What you need to do => Report every line below that holds the word "расходов".

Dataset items
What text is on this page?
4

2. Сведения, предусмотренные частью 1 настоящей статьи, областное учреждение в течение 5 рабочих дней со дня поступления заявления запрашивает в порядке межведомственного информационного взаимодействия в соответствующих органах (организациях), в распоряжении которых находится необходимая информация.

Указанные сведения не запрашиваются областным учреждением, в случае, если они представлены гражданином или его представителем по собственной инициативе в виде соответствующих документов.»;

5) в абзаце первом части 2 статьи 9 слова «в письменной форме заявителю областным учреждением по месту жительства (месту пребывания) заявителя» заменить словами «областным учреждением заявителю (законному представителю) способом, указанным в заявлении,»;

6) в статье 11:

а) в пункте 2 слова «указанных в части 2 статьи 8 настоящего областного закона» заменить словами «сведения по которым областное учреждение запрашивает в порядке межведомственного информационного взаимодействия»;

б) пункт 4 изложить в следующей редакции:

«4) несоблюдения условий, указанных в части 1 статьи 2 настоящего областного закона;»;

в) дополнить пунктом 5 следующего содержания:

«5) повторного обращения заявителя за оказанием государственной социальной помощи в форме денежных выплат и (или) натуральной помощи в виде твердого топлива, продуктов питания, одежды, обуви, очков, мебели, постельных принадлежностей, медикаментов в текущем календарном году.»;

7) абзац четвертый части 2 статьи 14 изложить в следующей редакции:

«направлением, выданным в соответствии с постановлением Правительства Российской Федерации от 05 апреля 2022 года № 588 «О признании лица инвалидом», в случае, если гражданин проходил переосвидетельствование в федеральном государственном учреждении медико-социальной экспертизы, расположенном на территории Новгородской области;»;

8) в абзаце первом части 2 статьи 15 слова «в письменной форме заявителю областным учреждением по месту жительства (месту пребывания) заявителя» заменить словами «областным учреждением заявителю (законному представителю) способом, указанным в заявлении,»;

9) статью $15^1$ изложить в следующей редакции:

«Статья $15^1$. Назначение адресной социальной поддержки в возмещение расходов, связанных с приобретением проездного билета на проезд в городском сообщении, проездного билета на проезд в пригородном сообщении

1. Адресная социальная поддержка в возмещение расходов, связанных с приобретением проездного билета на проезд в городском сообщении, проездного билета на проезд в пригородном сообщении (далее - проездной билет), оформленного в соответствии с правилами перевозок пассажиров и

Response to the task =>
«Статья $15^1$. Назначение адресной социальной поддержки в возмещение расходов, связанных с приобретением проездного билета на проезд в городском сообщении, проездного билета на проезд в пригородном сообщении
1. Адресная социальная поддержка в возмещение расходов, связанных с приобретением проездного билета на проезд в городском сообщении, проездного билета на проезд в пригородном сообщении (далее - проездной билет), оформленного в соответствии с правилами перевозок пассажиров и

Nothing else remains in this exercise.